* [EXERCISE OBJECTIVE]: Please rewrite every line of the entries below as a Markdown table with the columns "Row" and "Line," numbering each line in order and leaving out blank lines.

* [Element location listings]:
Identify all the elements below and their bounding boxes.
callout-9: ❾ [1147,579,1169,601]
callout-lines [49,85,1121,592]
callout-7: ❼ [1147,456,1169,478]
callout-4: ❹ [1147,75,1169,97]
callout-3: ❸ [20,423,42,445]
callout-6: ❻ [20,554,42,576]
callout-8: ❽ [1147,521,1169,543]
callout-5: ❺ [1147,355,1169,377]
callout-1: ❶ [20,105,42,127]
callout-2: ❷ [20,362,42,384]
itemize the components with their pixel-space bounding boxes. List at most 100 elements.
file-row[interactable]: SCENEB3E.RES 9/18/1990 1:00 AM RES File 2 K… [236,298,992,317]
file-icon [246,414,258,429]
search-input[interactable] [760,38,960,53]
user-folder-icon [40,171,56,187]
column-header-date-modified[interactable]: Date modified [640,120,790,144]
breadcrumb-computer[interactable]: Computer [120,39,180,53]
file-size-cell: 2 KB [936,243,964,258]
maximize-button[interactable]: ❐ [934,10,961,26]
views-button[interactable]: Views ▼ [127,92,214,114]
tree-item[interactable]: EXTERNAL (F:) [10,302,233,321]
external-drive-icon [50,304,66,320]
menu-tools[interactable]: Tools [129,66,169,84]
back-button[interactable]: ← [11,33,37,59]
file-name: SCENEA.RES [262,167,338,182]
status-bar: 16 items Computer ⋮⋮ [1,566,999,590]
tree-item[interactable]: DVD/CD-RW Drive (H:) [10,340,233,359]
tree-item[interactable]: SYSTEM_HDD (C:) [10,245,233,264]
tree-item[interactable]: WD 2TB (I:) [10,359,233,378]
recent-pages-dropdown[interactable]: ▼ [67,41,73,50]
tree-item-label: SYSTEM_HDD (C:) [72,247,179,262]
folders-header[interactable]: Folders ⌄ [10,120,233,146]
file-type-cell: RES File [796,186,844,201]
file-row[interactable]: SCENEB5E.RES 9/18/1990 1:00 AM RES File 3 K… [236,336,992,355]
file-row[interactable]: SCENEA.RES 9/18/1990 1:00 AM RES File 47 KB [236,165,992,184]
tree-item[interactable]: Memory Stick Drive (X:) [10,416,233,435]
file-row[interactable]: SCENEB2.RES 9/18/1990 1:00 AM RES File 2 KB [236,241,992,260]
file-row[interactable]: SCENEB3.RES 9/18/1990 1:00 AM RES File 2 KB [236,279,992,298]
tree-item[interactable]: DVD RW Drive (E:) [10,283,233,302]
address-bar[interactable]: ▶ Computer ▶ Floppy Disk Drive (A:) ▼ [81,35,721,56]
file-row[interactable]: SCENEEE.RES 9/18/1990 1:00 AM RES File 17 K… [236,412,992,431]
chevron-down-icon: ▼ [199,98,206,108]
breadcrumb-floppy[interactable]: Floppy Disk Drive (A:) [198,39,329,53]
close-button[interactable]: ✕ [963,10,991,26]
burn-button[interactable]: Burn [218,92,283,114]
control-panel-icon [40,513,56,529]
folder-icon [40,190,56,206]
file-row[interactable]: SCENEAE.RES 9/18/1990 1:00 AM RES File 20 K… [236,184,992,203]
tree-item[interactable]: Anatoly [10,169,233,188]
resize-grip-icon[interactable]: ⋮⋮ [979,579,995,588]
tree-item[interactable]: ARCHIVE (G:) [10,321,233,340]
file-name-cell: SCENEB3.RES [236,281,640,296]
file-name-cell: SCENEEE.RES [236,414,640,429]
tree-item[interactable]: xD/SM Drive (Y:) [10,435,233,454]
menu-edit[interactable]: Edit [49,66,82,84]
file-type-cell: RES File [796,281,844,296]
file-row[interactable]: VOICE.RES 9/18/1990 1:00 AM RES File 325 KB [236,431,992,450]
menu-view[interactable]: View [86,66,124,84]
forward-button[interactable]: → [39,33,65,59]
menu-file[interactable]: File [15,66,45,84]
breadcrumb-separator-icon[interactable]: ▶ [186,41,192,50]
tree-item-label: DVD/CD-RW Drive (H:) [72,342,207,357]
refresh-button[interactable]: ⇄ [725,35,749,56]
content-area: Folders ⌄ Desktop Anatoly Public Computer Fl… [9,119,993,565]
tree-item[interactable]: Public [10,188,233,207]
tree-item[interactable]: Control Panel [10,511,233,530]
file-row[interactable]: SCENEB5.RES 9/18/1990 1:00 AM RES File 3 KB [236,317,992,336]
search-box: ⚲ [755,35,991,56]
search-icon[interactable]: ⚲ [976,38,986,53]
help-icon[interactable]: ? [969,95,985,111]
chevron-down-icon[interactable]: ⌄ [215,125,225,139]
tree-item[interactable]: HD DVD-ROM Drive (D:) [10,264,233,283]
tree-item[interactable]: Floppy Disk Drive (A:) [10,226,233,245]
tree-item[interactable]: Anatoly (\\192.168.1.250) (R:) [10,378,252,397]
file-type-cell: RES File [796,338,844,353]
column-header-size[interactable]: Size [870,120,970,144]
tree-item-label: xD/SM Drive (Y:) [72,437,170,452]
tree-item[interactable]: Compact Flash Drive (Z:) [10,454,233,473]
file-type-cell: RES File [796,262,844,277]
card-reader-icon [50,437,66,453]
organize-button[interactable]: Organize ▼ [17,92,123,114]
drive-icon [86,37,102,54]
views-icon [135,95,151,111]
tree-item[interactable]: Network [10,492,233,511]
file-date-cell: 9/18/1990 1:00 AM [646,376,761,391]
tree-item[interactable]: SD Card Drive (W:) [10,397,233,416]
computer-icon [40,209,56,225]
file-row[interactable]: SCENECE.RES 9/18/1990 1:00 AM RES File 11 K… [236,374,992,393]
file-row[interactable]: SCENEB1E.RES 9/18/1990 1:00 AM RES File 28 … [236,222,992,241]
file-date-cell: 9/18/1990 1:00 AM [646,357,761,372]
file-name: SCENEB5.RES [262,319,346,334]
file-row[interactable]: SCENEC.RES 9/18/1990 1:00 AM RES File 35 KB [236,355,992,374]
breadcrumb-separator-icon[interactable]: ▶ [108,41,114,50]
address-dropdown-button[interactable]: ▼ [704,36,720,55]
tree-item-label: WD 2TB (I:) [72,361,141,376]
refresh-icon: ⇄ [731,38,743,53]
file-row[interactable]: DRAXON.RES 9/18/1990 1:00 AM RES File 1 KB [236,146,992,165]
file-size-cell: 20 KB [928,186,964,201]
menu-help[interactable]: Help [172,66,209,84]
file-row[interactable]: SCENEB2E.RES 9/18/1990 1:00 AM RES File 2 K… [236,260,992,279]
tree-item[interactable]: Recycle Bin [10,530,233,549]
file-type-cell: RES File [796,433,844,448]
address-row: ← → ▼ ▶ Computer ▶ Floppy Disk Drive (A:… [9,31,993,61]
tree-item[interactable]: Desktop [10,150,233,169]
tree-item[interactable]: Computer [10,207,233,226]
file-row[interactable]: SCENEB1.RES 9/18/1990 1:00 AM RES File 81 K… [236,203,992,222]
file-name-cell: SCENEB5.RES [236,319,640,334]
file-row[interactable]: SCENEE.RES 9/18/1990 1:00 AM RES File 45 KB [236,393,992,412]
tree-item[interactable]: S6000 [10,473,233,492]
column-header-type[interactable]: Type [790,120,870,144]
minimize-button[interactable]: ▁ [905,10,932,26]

* [REPLY TO THE TASK]:
| Row | Line |
|---|---|
| 1 | Identify all the elements below and their bounding boxes. |
| 2 | callout-9: ❾ [1147,579,1169,601] |
| 3 | callout-lines [49,85,1121,592] |
| 4 | callout-7: ❼ [1147,456,1169,478] |
| 5 | callout-4: ❹ [1147,75,1169,97] |
| 6 | callout-3: ❸ [20,423,42,445] |
| 7 | callout-6: ❻ [20,554,42,576] |
| 8 | callout-8: ❽ [1147,521,1169,543] |
| 9 | callout-5: ❺ [1147,355,1169,377] |
| 10 | callout-1: ❶ [20,105,42,127] |
| 11 | callout-2: ❷ [20,362,42,384] |
| 12 | itemize the components with their pixel-space bounding boxes. List at most 100 elements. |
| 13 | file-row[interactable]: SCENEB3E.RES 9/18/1990 1:00 AM RES File 2 K… [236,298,992,317] |
| 14 | file-icon [246,414,258,429] |
| 15 | search-input[interactable] [760,38,960,53] |
| 16 | user-folder-icon [40,171,56,187] |
| 17 | column-header-date-modified[interactable]: Date modified [640,120,790,144] |
| 18 | breadcrumb-computer[interactable]: Computer [120,39,180,53] |
| 19 | file-size-cell: 2 KB [936,243,964,258] |
| 20 | maximize-button[interactable]: ❐ [934,10,961,26] |
| 21 | views-button[interactable]: Views ▼ [127,92,214,114] |
| 22 | tree-item[interactable]: EXTERNAL (F:) [10,302,233,321] |
| 23 | external-drive-icon [50,304,66,320] |
| 24 | menu-tools[interactable]: Tools [129,66,169,84] |
| 25 | back-button[interactable]: ← [11,33,37,59] |
| 26 | file-name: SCENEA.RES [262,167,338,182] |
| 27 | status-bar: 16 items Computer ⋮⋮ [1,566,999,590] |
| 28 | tree-item[interactable]: DVD/CD-RW Drive (H:) [10,340,233,359] |
| 29 | tree-item[interactable]: SYSTEM_HDD (C:) [10,245,233,264] |
| 30 | tree-item[interactable]: WD 2TB (I:) [10,359,233,378] |
| 31 | recent-pages-dropdown[interactable]: ▼ [67,41,73,50] |
| 32 | tree-item-label: SYSTEM_HDD (C:) [72,247,179,262] |
| 33 | folders-header[interactable]: Folders ⌄ [10,120,233,146] |
| 34 | file-type-cell: RES File [796,186,844,201] |
| 35 | file-row[interactable]: SCENEB5E.RES 9/18/1990 1:00 AM RES File 3 K… [236,336,992,355] |
| 36 | file-row[interactable]: SCENEA.RES 9/18/1990 1:00 AM RES File 47 KB [236,165,992,184] |
| 37 | tree-item[interactable]: Memory Stick Drive (X:) [10,416,233,435] |
| 38 | file-row[interactable]: SCENEB2.RES 9/18/1990 1:00 AM RES File 2 KB [236,241,992,260] |
| 39 | file-row[interactable]: SCENEB3.RES 9/18/1990 1:00 AM RES File 2 KB [236,279,992,298] |
| 40 | tree-item[interactable]: DVD RW Drive (E:) [10,283,233,302] |
| 41 | address-bar[interactable]: ▶ Computer ▶ Floppy Disk Drive (A:) ▼ [81,35,721,56] |
| 42 | file-row[interactable]: SCENEEE.RES 9/18/1990 1:00 AM RES File 17 K… [236,412,992,431] |
| 43 | chevron-down-icon: ▼ [199,98,206,108] |
| 44 | breadcrumb-floppy[interactable]: Floppy Disk Drive (A:) [198,39,329,53] |
| 45 | close-button[interactable]: ✕ [963,10,991,26] |
| 46 | burn-button[interactable]: Burn [218,92,283,114] |
| 47 | control-panel-icon [40,513,56,529] |
| 48 | folder-icon [40,190,56,206] |
| 49 | file-row[interactable]: SCENEAE.RES 9/18/1990 1:00 AM RES File 20 K… [236,184,992,203] |
| 50 | tree-item[interactable]: Anatoly [10,169,233,188] |
| 51 | resize-grip-icon[interactable]: ⋮⋮ [979,579,995,588] |
| 52 | tree-item[interactable]: ARCHIVE (G:) [10,321,233,340] |
| 53 | file-name-cell: SCENEB3.RES [236,281,640,296] |
| 54 | file-name-cell: SCENEEE.RES [236,414,640,429] |
| 55 | tree-item[interactable]: xD/SM Drive (Y:) [10,435,233,454] |
| 56 | menu-edit[interactable]: Edit [49,66,82,84] |
| 57 | file-type-cell: RES File [796,281,844,296] |
| 58 | file-row[interactable]: VOICE.RES 9/18/1990 1:00 AM RES File 325 KB [236,431,992,450] |
| 59 | menu-view[interactable]: View [86,66,124,84] |
| 60 | forward-button[interactable]: → [39,33,65,59] |
| 61 | menu-file[interactable]: File [15,66,45,84] |
| 62 | breadcrumb-separator-icon[interactable]: ▶ [186,41,192,50] |
| 63 | tree-item-label: DVD/CD-RW Drive (H:) [72,342,207,357] |
| 64 | refresh-button[interactable]: ⇄ [725,35,749,56] |
| 65 | content-area: Folders ⌄ Desktop Anatoly Public Computer Fl… [9,119,993,565] |
| 66 | tree-item[interactable]: Public [10,188,233,207] |
| 67 | tree-item[interactable]: Control Panel [10,511,233,530] |
| 68 | file-row[interactable]: SCENEB5.RES 9/18/1990 1:00 AM RES File 3 KB [236,317,992,336] |
| 69 | search-box: ⚲ [755,35,991,56] |
| 70 | search-icon[interactable]: ⚲ [976,38,986,53] |
| 71 | help-icon[interactable]: ? [969,95,985,111] |
| 72 | chevron-down-icon[interactable]: ⌄ [215,125,225,139] |
| 73 | tree-item[interactable]: HD DVD-ROM Drive (D:) [10,264,233,283] |
| 74 | tree-item[interactable]: Floppy Disk Drive (A:) [10,226,233,245] |
| 75 | tree-item[interactable]: Anatoly (\\192.168.1.250) (R:) [10,378,252,397] |
| 76 | file-type-cell: RES File [796,338,844,353] |
| 77 | column-header-size[interactable]: Size [870,120,970,144] |
| 78 | tree-item-label: xD/SM Drive (Y:) [72,437,170,452] |
| 79 | tree-item[interactable]: Compact Flash Drive (Z:) [10,454,233,473] |
| 80 | file-type-cell: RES File [796,262,844,277] |
| 81 | card-reader-icon [50,437,66,453] |
| 82 | organize-button[interactable]: Organize ▼ [17,92,123,114] |
| 83 | drive-icon [86,37,102,54] |
| 84 | views-icon [135,95,151,111] |
| 85 | tree-item[interactable]: Network [10,492,233,511] |
| 86 | file-date-cell: 9/18/1990 1:00 AM [646,376,761,391] |
| 87 | tree-item[interactable]: SD Card Drive (W:) [10,397,233,416] |
| 88 | computer-icon [40,209,56,225] |
| 89 | file-row[interactable]: SCENECE.RES 9/18/1990 1:00 AM RES File 11 K… [236,374,992,393] |
| 90 | file-row[interactable]: SCENEB1E.RES 9/18/1990 1:00 AM RES File 28 … [236,222,992,241] |
| 91 | file-date-cell: 9/18/1990 1:00 AM [646,357,761,372] |
| 92 | file-name: SCENEB5.RES [262,319,346,334] |
| 93 | file-row[interactable]: SCENEC.RES 9/18/1990 1:00 AM RES File 35 KB [236,355,992,374] |
| 94 | breadcrumb-separator-icon[interactable]: ▶ [108,41,114,50] |
| 95 | address-dropdown-button[interactable]: ▼ [704,36,720,55] |
| 96 | tree-item-label: WD 2TB (I:) [72,361,141,376] |
| 97 | refresh-icon: ⇄ [731,38,743,53] |
| 98 | file-row[interactable]: DRAXON.RES 9/18/1990 1:00 AM RES File 1 KB [236,146,992,165] |
| 99 | file-size-cell: 20 KB [928,186,964,201] |
| 100 | menu-help[interactable]: Help [172,66,209,84] |
| 101 | file-row[interactable]: SCENEB2E.RES 9/18/1990 1:00 AM RES File 2 K… [236,260,992,279] |
| 102 | tree-item[interactable]: Recycle Bin [10,530,233,549] |
| 103 | file-type-cell: RES File [796,433,844,448] |
| 104 | address-row: ← → ▼ ▶ Computer ▶ Floppy Disk Drive (A:… [9,31,993,61] |
| 105 | tree-item[interactable]: Desktop [10,150,233,169] |
| 106 | tree-item[interactable]: Computer [10,207,233,226] |
| 107 | file-row[interactable]: SCENEB1.RES 9/18/1990 1:00 AM RES File 81 K… [236,203,992,222] |
| 108 | file-name-cell: SCENEB5.RES [236,319,640,334] |
| 109 | file-row[interactable]: SCENEE.RES 9/18/1990 1:00 AM RES File 45 KB [236,393,992,412] |
| 110 | tree-item[interactable]: S6000 [10,473,233,492] |
| 111 | column-header-type[interactable]: Type [790,120,870,144] |
| 112 | minimize-button[interactable]: ▁ [905,10,932,26] |